### TASK TO COMPLETE
In this exercise, return the whole listing exactly, excluding any images.

————

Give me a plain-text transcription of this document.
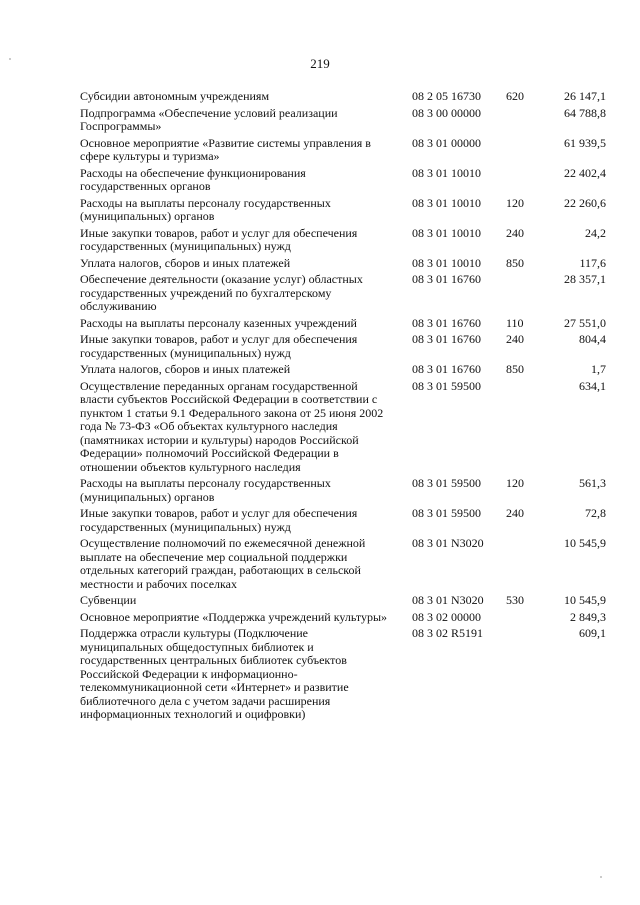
219
Субсидии автономным учреждениям	08 2 05 16730	620	26 147,1
Подпрограмма «Обеспечение условий реализации Госпрограммы»	08 3 00 00000		64 788,8
Основное мероприятие «Развитие системы управления в сфере культуры и туризма»	08 3 01 00000		61 939,5
Расходы на обеспечение функционирования государственных органов	08 3 01 10010		22 402,4
Расходы на выплаты персоналу государственных (муниципальных) органов	08 3 01 10010	120	22 260,6
Иные закупки товаров, работ и услуг для обеспечения государственных (муниципальных) нужд	08 3 01 10010	240	24,2
Уплата налогов, сборов и иных платежей	08 3 01 10010	850	117,6
Обеспечение деятельности (оказание услуг) областных государственных учреждений по бухгалтерскому обслуживанию	08 3 01 16760		28 357,1
Расходы на выплаты персоналу казенных учреждений	08 3 01 16760	110	27 551,0
Иные закупки товаров, работ и услуг для обеспечения государственных (муниципальных) нужд	08 3 01 16760	240	804,4
Уплата налогов, сборов и иных платежей	08 3 01 16760	850	1,7
Осуществление переданных органам государственной власти субъектов Российской Федерации в соответствии с пунктом 1 статьи 9.1 Федерального закона от 25 июня 2002 года № 73-ФЗ «Об объектах культурного наследия (памятниках истории и культуры) народов Российской Федерации» полномочий Российской Федерации в отношении объектов культурного наследия	08 3 01 59500		634,1
Расходы на выплаты персоналу государственных (муниципальных) органов	08 3 01 59500	120	561,3
Иные закупки товаров, работ и услуг для обеспечения государственных (муниципальных) нужд	08 3 01 59500	240	72,8
Осуществление полномочий по ежемесячной денежной выплате на обеспечение мер социальной поддержки отдельных категорий граждан, работающих в сельской местности и рабочих поселках	08 3 01 N3020		10 545,9
Субвенции	08 3 01 N3020	530	10 545,9
Основное мероприятие «Поддержка учреждений культуры»	08 3 02 00000		2 849,3
Поддержка отрасли культуры (Подключение муниципальных общедоступных библиотек и государственных центральных библиотек субъектов Российской Федерации к информационно-телекоммуникационной сети «Интернет» и развитие библиотечного дела с учетом задачи расширения информационных технологий и оцифровки)	08 3 02 R5191		609,1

————

### THE OUTPUT
Give me a plain-text transcription of this document.
219
Субсидии автономным учреждениям	08 2 05 16730	620	26 147,1
Подпрограмма «Обеспечение условий реализации Госпрограммы»	08 3 00 00000		64 788,8
Основное мероприятие «Развитие системы управления в сфере культуры и туризма»	08 3 01 00000		61 939,5
Расходы на обеспечение функционирования государственных органов	08 3 01 10010		22 402,4
Расходы на выплаты персоналу государственных (муниципальных) органов	08 3 01 10010	120	22 260,6
Иные закупки товаров, работ и услуг для обеспечения государственных (муниципальных) нужд	08 3 01 10010	240	24,2
Уплата налогов, сборов и иных платежей	08 3 01 10010	850	117,6
Обеспечение деятельности (оказание услуг) областных государственных учреждений по бухгалтерскому обслуживанию	08 3 01 16760		28 357,1
Расходы на выплаты персоналу казенных учреждений	08 3 01 16760	110	27 551,0
Иные закупки товаров, работ и услуг для обеспечения государственных (муниципальных) нужд	08 3 01 16760	240	804,4
Уплата налогов, сборов и иных платежей	08 3 01 16760	850	1,7
Осуществление переданных органам государственной власти субъектов Российской Федерации в соответствии с пунктом 1 статьи 9.1 Федерального закона от 25 июня 2002 года № 73-ФЗ «Об объектах культурного наследия (памятниках истории и культуры) народов Российской Федерации» полномочий Российской Федерации в отношении объектов культурного наследия	08 3 01 59500		634,1
Расходы на выплаты персоналу государственных (муниципальных) органов	08 3 01 59500	120	561,3
Иные закупки товаров, работ и услуг для обеспечения государственных (муниципальных) нужд	08 3 01 59500	240	72,8
Осуществление полномочий по ежемесячной денежной выплате на обеспечение мер социальной поддержки отдельных категорий граждан, работающих в сельской местности и рабочих поселках	08 3 01 N3020		10 545,9
Субвенции	08 3 01 N3020	530	10 545,9
Основное мероприятие «Поддержка учреждений культуры»	08 3 02 00000		2 849,3
Поддержка отрасли культуры (Подключение муниципальных общедоступных библиотек и государственных центральных библиотек субъектов Российской Федерации к информационно-телекоммуникационной сети «Интернет» и развитие библиотечного дела с учетом задачи расширения информационных технологий и оцифровки)	08 3 02 R5191		609,1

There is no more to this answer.